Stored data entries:
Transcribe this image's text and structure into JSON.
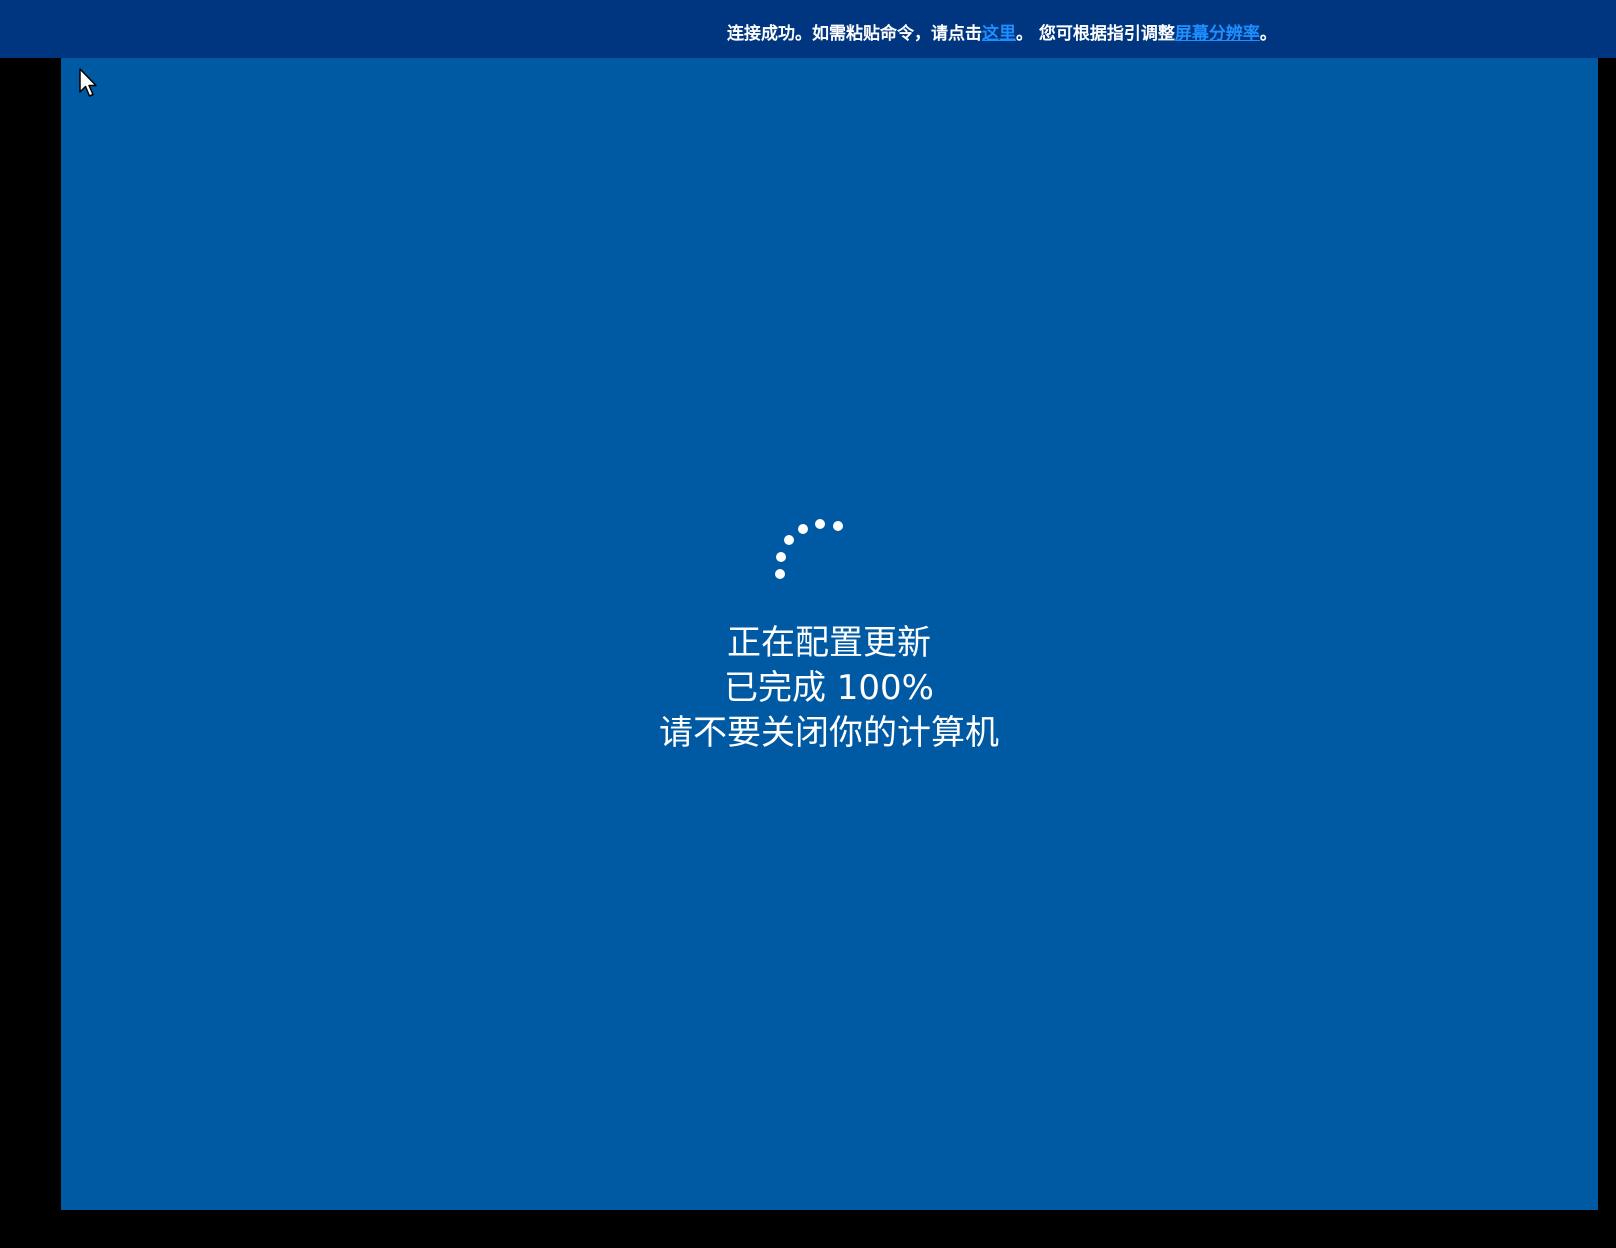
{
  "topbar": {
    "prefix": "连接成功。如需粘贴命令，请点击",
    "paste_link": "这里",
    "middle": "。 您可根据指引调整",
    "resolution_link": "屏幕分辨率",
    "suffix": "。"
  },
  "update_screen": {
    "line1": "正在配置更新",
    "line2": "已完成 100%",
    "line3": "请不要关闭你的计算机",
    "progress_percent": 100
  },
  "icons": {
    "cursor": "mouse-pointer-icon",
    "spinner": "loading-spinner-icon"
  },
  "colors": {
    "topbar_bg": "#003580",
    "screen_bg": "#005aa3",
    "link": "#1e8fff",
    "letterbox": "#000000"
  }
}
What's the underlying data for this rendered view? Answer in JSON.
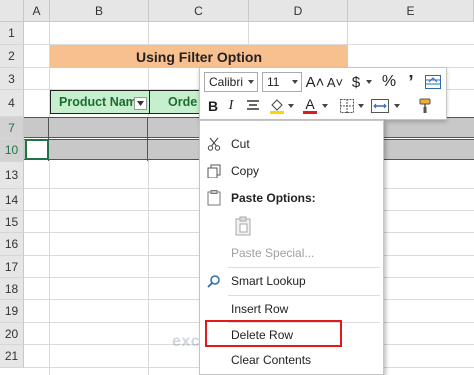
{
  "columns": [
    "A",
    "B",
    "C",
    "D",
    "E"
  ],
  "rows": [
    "1",
    "2",
    "3",
    "4",
    "7",
    "10",
    "13",
    "14",
    "15",
    "16",
    "17",
    "18",
    "19",
    "20",
    "21"
  ],
  "sheet": {
    "title": "Using Filter Option",
    "header_product": "Product Nam",
    "header_order": "Orde",
    "colors": {
      "title_fill": "#f9c08f",
      "header_fill": "#c6efce",
      "header_text": "#1e6b30",
      "selected_row": "#c8c8c8"
    }
  },
  "minitoolbar": {
    "font_name": "Calibri",
    "font_size": "11",
    "grow_font": "A˄",
    "shrink_font": "A˅",
    "currency": "$",
    "percent": "%",
    "comma": "’",
    "bold": "B",
    "italic": "I",
    "font_color_label": "A"
  },
  "menu": {
    "cut": "Cut",
    "copy": "Copy",
    "paste_options": "Paste Options:",
    "paste_special": "Paste Special...",
    "smart_lookup": "Smart Lookup",
    "insert_row": "Insert Row",
    "delete_row": "Delete Row",
    "clear_contents": "Clear Contents"
  },
  "watermark": "exceldemy"
}
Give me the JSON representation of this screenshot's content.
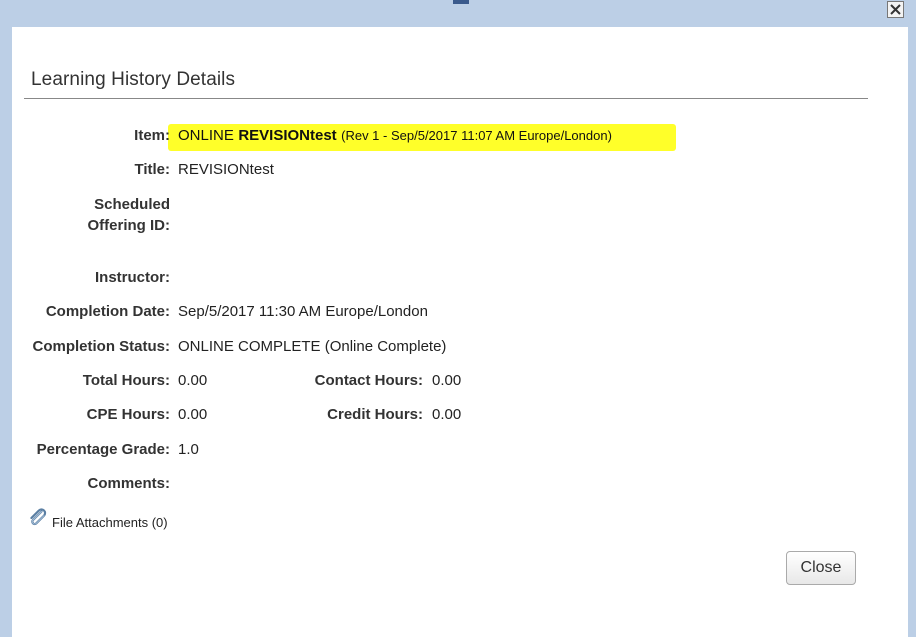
{
  "window": {
    "close_icon": "close-x-icon"
  },
  "dialog": {
    "title": "Learning History Details",
    "fields": {
      "item": {
        "label": "Item:",
        "prefix": "ONLINE",
        "name": "REVISIONtest",
        "revision": "(Rev 1 - Sep/5/2017 11:07 AM Europe/London)",
        "highlight_color": "#ffff29"
      },
      "title": {
        "label": "Title:",
        "value": "REVISIONtest"
      },
      "scheduled_offering": {
        "label_line1": "Scheduled",
        "label_line2": "Offering ID:",
        "value": ""
      },
      "instructor": {
        "label": "Instructor:",
        "value": ""
      },
      "completion_date": {
        "label": "Completion Date:",
        "value": "Sep/5/2017 11:30 AM Europe/London"
      },
      "completion_status": {
        "label": "Completion Status:",
        "value": "ONLINE COMPLETE (Online Complete)"
      },
      "total_hours": {
        "label": "Total Hours:",
        "value": "0.00"
      },
      "contact_hours": {
        "label": "Contact Hours:",
        "value": "0.00"
      },
      "cpe_hours": {
        "label": "CPE Hours:",
        "value": "0.00"
      },
      "credit_hours": {
        "label": "Credit Hours:",
        "value": "0.00"
      },
      "percentage_grade": {
        "label": "Percentage Grade:",
        "value": "1.0"
      },
      "comments": {
        "label": "Comments:",
        "value": ""
      }
    },
    "attachments": {
      "icon": "paperclip-icon",
      "label": "File Attachments (0)"
    },
    "close_button": "Close"
  }
}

• **Stated goal**
Set down all the data again exactly as above, pictures excluded.

• **Complete response**
Transcribe this image's text and structure into JSON.
{
  "topbar": {
    "prefix": "连接成功。如需粘贴命令，请点击",
    "paste_link": "这里",
    "middle": "。 您可根据指引调整",
    "resolution_link": "屏幕分辨率",
    "suffix": "。"
  },
  "update_screen": {
    "line1": "正在配置更新",
    "line2": "已完成 100%",
    "line3": "请不要关闭你的计算机",
    "progress_percent": 100
  },
  "icons": {
    "cursor": "mouse-pointer-icon",
    "spinner": "loading-spinner-icon"
  },
  "colors": {
    "topbar_bg": "#003580",
    "screen_bg": "#005aa3",
    "link": "#1e8fff",
    "letterbox": "#000000"
  }
}
What's the underlying data for this rendered view? Answer in JSON.
{
  "columns": [
    "A",
    "B",
    "C",
    "D",
    "E"
  ],
  "rows": [
    "1",
    "2",
    "3",
    "4",
    "7",
    "10",
    "13",
    "14",
    "15",
    "16",
    "17",
    "18",
    "19",
    "20",
    "21"
  ],
  "sheet": {
    "title": "Using Filter Option",
    "header_product": "Product Nam",
    "header_order": "Orde",
    "colors": {
      "title_fill": "#f9c08f",
      "header_fill": "#c6efce",
      "header_text": "#1e6b30",
      "selected_row": "#c8c8c8"
    }
  },
  "minitoolbar": {
    "font_name": "Calibri",
    "font_size": "11",
    "grow_font": "A˄",
    "shrink_font": "A˅",
    "currency": "$",
    "percent": "%",
    "comma": "’",
    "bold": "B",
    "italic": "I",
    "font_color_label": "A"
  },
  "menu": {
    "cut": "Cut",
    "copy": "Copy",
    "paste_options": "Paste Options:",
    "paste_special": "Paste Special...",
    "smart_lookup": "Smart Lookup",
    "insert_row": "Insert Row",
    "delete_row": "Delete Row",
    "clear_contents": "Clear Contents"
  },
  "watermark": "exceldemy"
}
Give me the JSON representation of this screenshot's content.
{
  "window": {
    "close_icon": "close-x-icon"
  },
  "dialog": {
    "title": "Learning History Details",
    "fields": {
      "item": {
        "label": "Item:",
        "prefix": "ONLINE",
        "name": "REVISIONtest",
        "revision": "(Rev 1 - Sep/5/2017 11:07 AM Europe/London)",
        "highlight_color": "#ffff29"
      },
      "title": {
        "label": "Title:",
        "value": "REVISIONtest"
      },
      "scheduled_offering": {
        "label_line1": "Scheduled",
        "label_line2": "Offering ID:",
        "value": ""
      },
      "instructor": {
        "label": "Instructor:",
        "value": ""
      },
      "completion_date": {
        "label": "Completion Date:",
        "value": "Sep/5/2017 11:30 AM Europe/London"
      },
      "completion_status": {
        "label": "Completion Status:",
        "value": "ONLINE COMPLETE (Online Complete)"
      },
      "total_hours": {
        "label": "Total Hours:",
        "value": "0.00"
      },
      "contact_hours": {
        "label": "Contact Hours:",
        "value": "0.00"
      },
      "cpe_hours": {
        "label": "CPE Hours:",
        "value": "0.00"
      },
      "credit_hours": {
        "label": "Credit Hours:",
        "value": "0.00"
      },
      "percentage_grade": {
        "label": "Percentage Grade:",
        "value": "1.0"
      },
      "comments": {
        "label": "Comments:",
        "value": ""
      }
    },
    "attachments": {
      "icon": "paperclip-icon",
      "label": "File Attachments (0)"
    },
    "close_button": "Close"
  }
}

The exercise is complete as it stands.